_Instructions to follow_. Every entry must be copied word for word.

_Available records_.
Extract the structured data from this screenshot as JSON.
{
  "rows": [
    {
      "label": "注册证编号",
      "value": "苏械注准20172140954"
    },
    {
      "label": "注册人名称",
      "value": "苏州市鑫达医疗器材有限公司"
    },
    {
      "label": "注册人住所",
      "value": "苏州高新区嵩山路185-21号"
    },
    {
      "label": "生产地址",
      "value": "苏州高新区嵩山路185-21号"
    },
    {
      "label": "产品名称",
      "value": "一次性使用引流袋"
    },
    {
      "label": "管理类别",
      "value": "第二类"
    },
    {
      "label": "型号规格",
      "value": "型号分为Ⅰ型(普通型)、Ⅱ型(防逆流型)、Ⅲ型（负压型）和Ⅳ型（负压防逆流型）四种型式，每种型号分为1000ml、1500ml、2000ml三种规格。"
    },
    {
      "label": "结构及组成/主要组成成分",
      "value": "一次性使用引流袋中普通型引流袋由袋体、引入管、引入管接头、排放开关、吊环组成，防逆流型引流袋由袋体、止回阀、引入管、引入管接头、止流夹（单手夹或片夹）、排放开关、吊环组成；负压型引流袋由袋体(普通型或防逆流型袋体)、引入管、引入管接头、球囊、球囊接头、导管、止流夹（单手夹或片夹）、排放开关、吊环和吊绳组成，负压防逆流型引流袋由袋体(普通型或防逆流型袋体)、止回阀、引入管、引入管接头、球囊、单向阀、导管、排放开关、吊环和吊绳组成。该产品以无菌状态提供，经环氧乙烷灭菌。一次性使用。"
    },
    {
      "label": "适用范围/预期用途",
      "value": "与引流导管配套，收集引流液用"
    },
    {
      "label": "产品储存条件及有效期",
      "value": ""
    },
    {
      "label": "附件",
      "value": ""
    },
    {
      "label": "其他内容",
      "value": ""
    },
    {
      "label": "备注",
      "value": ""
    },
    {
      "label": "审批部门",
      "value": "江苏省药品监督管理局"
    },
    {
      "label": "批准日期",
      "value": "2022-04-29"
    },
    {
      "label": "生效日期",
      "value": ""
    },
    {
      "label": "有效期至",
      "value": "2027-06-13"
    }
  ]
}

_Complete output_.
Extract the structured data from this screenshot as JSON.
{
  "rows": [
    {
      "label": "注册证编号",
      "value": "苏械注准20172140954"
    },
    {
      "label": "注册人名称",
      "value": "苏州市鑫达医疗器材有限公司"
    },
    {
      "label": "注册人住所",
      "value": "苏州高新区嵩山路185-21号"
    },
    {
      "label": "生产地址",
      "value": "苏州高新区嵩山路185-21号"
    },
    {
      "label": "产品名称",
      "value": "一次性使用引流袋"
    },
    {
      "label": "管理类别",
      "value": "第二类"
    },
    {
      "label": "型号规格",
      "value": "型号分为Ⅰ型(普通型)、Ⅱ型(防逆流型)、Ⅲ型（负压型）和Ⅳ型（负压防逆流型）四种型式，每种型号分为1000ml、1500ml、2000ml三种规格。"
    },
    {
      "label": "结构及组成/主要组成成分",
      "value": "一次性使用引流袋中普通型引流袋由袋体、引入管、引入管接头、排放开关、吊环组成，防逆流型引流袋由袋体、止回阀、引入管、引入管接头、止流夹（单手夹或片夹）、排放开关、吊环组成；负压型引流袋由袋体(普通型或防逆流型袋体)、引入管、引入管接头、球囊、球囊接头、导管、止流夹（单手夹或片夹）、排放开关、吊环和吊绳组成，负压防逆流型引流袋由袋体(普通型或防逆流型袋体)、止回阀、引入管、引入管接头、球囊、单向阀、导管、排放开关、吊环和吊绳组成。该产品以无菌状态提供，经环氧乙烷灭菌。一次性使用。"
    },
    {
      "label": "适用范围/预期用途",
      "value": "与引流导管配套，收集引流液用"
    },
    {
      "label": "产品储存条件及有效期",
      "value": ""
    },
    {
      "label": "附件",
      "value": ""
    },
    {
      "label": "其他内容",
      "value": ""
    },
    {
      "label": "备注",
      "value": ""
    },
    {
      "label": "审批部门",
      "value": "江苏省药品监督管理局"
    },
    {
      "label": "批准日期",
      "value": "2022-04-29"
    },
    {
      "label": "生效日期",
      "value": ""
    },
    {
      "label": "有效期至",
      "value": "2027-06-13"
    }
  ]
}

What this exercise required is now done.